**Goal of the exercise:**
Find the lines with "columns" in them and copy them out.

· · · ·

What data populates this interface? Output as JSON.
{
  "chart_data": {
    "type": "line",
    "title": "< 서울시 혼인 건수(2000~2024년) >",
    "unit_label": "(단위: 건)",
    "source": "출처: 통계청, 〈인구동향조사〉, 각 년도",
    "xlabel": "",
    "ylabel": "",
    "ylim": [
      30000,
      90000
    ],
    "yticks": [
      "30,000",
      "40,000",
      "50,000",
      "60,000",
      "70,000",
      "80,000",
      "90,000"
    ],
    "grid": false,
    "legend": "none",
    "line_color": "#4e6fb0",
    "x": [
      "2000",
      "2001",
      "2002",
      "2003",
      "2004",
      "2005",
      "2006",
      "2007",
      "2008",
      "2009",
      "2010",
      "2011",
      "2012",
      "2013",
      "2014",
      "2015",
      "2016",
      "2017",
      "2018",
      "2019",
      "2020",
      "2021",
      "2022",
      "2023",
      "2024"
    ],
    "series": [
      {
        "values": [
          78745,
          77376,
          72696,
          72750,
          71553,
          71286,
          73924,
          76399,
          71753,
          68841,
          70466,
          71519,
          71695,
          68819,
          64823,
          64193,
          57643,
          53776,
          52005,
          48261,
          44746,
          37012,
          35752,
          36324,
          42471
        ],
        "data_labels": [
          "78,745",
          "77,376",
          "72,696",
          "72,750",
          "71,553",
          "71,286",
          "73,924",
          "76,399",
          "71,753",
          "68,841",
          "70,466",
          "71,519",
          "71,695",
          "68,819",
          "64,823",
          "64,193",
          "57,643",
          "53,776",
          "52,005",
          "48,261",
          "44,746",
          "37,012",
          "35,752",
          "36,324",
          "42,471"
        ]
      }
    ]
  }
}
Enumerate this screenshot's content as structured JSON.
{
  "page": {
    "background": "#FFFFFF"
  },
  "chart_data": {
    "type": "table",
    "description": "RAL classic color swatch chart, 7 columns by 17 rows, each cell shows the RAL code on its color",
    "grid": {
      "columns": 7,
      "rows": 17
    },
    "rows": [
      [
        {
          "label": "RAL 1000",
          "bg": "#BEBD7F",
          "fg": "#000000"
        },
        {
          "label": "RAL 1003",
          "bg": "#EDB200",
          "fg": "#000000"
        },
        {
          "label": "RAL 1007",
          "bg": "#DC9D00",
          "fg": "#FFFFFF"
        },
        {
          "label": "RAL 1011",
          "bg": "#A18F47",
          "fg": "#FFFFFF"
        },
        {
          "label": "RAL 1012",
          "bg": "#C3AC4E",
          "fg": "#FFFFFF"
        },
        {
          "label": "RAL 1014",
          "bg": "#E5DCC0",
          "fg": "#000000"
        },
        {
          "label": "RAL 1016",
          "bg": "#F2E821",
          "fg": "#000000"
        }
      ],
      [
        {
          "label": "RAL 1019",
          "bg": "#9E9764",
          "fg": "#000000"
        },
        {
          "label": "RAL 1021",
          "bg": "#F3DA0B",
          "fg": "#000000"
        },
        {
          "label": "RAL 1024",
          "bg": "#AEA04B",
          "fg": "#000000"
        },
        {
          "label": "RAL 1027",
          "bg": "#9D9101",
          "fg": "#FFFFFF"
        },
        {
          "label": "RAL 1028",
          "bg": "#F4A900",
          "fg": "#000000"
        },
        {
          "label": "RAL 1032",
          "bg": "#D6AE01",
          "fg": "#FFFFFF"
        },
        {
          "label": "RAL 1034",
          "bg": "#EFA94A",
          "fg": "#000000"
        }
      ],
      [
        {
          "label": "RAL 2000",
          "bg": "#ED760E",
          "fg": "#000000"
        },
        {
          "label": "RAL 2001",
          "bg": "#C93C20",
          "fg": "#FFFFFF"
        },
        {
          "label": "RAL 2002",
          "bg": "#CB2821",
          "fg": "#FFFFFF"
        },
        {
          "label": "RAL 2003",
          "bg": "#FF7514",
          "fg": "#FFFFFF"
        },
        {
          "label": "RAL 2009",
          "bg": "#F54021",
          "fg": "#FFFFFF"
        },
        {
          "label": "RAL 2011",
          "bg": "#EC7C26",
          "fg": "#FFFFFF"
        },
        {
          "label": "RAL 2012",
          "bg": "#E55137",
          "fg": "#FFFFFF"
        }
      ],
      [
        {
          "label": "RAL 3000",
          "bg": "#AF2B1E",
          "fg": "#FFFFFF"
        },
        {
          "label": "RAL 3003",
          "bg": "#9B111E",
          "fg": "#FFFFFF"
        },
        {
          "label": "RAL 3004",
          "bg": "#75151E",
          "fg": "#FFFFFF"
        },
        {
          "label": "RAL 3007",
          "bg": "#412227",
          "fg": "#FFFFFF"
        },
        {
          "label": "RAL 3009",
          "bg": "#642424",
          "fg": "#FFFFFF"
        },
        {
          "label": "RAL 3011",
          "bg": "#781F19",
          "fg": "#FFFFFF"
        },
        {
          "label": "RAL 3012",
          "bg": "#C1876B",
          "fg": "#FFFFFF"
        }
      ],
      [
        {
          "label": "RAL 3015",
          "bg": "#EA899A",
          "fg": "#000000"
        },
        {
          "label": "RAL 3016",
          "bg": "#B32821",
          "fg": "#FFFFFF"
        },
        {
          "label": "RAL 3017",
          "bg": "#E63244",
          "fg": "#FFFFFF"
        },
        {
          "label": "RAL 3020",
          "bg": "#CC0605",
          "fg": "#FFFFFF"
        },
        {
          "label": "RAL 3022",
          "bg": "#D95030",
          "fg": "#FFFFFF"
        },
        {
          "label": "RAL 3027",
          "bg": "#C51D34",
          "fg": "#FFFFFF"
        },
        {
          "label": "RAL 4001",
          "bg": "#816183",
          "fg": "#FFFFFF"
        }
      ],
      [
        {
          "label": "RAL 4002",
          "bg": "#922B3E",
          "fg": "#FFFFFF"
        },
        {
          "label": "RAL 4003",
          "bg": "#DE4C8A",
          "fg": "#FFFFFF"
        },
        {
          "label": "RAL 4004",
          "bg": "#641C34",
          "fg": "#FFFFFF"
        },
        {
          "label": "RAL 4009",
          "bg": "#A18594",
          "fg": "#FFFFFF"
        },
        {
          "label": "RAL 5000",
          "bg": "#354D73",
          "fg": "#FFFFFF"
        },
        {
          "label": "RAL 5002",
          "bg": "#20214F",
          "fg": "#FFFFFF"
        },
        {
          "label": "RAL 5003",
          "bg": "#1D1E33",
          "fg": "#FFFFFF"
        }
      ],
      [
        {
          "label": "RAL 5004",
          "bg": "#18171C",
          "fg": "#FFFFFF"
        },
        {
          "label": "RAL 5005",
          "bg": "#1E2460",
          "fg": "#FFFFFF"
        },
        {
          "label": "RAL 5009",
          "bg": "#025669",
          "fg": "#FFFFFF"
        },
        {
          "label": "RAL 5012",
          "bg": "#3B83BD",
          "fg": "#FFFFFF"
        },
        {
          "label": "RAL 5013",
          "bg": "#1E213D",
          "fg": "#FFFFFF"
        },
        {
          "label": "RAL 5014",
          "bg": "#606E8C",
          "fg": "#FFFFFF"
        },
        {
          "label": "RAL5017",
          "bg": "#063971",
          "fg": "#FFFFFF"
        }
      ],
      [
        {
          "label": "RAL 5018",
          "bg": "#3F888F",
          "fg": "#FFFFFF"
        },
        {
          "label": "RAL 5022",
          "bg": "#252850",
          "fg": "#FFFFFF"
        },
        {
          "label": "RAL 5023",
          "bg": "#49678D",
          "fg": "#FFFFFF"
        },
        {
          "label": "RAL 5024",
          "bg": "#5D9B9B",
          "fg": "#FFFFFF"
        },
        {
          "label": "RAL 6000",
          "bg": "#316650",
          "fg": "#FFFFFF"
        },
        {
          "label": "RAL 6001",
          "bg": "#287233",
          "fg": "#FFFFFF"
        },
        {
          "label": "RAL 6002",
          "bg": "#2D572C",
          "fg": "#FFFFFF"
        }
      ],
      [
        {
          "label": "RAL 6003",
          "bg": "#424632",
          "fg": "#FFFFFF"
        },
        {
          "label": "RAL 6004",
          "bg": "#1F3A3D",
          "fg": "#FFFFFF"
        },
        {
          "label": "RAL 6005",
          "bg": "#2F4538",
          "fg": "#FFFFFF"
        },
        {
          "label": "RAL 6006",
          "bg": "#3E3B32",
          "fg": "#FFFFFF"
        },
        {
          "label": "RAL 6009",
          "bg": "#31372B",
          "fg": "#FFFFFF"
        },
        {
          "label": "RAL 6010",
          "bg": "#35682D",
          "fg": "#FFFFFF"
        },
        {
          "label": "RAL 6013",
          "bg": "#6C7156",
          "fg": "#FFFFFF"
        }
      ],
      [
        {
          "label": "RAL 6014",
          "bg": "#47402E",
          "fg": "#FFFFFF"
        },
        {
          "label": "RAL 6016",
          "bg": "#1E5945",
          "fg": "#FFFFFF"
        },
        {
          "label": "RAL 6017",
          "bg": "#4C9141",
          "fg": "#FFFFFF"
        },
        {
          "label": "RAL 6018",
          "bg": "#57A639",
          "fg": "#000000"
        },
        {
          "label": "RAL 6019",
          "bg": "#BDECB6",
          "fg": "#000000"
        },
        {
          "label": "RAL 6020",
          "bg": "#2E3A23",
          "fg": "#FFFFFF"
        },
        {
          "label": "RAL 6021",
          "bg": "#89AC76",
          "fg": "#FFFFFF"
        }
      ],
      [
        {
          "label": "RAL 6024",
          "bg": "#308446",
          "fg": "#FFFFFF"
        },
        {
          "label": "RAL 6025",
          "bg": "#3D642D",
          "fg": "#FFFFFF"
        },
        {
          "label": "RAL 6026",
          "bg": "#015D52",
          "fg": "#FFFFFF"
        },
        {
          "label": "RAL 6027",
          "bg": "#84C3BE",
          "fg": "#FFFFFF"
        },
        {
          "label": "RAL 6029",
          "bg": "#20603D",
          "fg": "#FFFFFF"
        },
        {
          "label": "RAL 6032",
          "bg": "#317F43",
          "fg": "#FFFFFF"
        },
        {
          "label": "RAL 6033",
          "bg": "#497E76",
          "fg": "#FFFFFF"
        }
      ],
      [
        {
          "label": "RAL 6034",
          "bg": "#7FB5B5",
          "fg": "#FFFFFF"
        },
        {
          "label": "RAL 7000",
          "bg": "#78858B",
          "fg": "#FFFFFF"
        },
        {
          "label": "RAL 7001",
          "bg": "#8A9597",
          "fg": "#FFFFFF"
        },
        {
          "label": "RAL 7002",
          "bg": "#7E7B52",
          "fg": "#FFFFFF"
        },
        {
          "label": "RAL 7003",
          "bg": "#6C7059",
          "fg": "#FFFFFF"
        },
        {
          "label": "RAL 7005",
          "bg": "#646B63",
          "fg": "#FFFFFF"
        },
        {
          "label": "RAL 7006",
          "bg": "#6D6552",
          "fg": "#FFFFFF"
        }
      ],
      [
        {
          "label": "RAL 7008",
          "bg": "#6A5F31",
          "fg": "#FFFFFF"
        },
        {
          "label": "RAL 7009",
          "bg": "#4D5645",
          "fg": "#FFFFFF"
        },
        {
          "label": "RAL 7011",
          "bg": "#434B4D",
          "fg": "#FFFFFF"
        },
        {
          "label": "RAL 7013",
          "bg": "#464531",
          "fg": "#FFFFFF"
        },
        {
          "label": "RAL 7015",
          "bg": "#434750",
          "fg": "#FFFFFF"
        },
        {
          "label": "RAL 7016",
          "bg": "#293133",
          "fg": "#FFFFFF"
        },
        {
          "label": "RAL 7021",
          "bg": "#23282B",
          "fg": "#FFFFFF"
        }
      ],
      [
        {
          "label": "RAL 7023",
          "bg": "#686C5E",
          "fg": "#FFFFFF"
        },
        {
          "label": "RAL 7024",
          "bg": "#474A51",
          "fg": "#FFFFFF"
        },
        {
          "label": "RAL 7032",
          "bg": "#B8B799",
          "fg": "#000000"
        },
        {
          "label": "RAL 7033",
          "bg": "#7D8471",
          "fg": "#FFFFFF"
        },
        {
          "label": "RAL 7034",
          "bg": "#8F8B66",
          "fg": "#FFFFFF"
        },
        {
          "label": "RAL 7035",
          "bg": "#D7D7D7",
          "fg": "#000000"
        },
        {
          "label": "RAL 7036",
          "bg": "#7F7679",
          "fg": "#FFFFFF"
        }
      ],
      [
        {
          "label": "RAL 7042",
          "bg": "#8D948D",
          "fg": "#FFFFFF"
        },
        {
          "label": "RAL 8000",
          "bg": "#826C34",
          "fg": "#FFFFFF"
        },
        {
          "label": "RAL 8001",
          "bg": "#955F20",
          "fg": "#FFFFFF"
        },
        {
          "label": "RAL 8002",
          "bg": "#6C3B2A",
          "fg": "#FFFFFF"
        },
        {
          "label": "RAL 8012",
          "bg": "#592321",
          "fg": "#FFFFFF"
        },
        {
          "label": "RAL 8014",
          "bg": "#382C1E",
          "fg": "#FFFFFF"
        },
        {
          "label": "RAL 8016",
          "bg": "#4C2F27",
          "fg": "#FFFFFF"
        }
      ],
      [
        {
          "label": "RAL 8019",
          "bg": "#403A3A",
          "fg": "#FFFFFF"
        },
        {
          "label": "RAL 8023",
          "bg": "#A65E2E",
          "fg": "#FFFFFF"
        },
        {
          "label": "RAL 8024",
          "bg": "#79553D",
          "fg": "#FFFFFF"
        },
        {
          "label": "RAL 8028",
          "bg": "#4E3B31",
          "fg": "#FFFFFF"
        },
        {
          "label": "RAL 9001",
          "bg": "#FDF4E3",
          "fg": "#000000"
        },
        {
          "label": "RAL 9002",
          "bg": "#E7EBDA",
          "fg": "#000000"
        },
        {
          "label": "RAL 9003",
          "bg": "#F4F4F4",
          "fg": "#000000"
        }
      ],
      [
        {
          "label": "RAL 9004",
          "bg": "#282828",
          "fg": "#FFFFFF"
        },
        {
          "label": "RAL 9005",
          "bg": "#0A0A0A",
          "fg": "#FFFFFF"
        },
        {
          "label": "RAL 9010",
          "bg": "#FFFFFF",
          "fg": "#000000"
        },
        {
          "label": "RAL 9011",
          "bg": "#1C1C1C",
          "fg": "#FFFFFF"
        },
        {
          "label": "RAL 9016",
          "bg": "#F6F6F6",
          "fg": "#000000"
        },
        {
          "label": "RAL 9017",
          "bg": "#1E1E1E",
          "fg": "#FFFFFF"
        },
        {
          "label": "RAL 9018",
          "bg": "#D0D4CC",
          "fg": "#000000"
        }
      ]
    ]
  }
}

· · · ·

**Finished task:**
    "description": "RAL classic color swatch chart, 7 columns by 17 rows, each cell shows the RAL code on its color",
      "columns": 7,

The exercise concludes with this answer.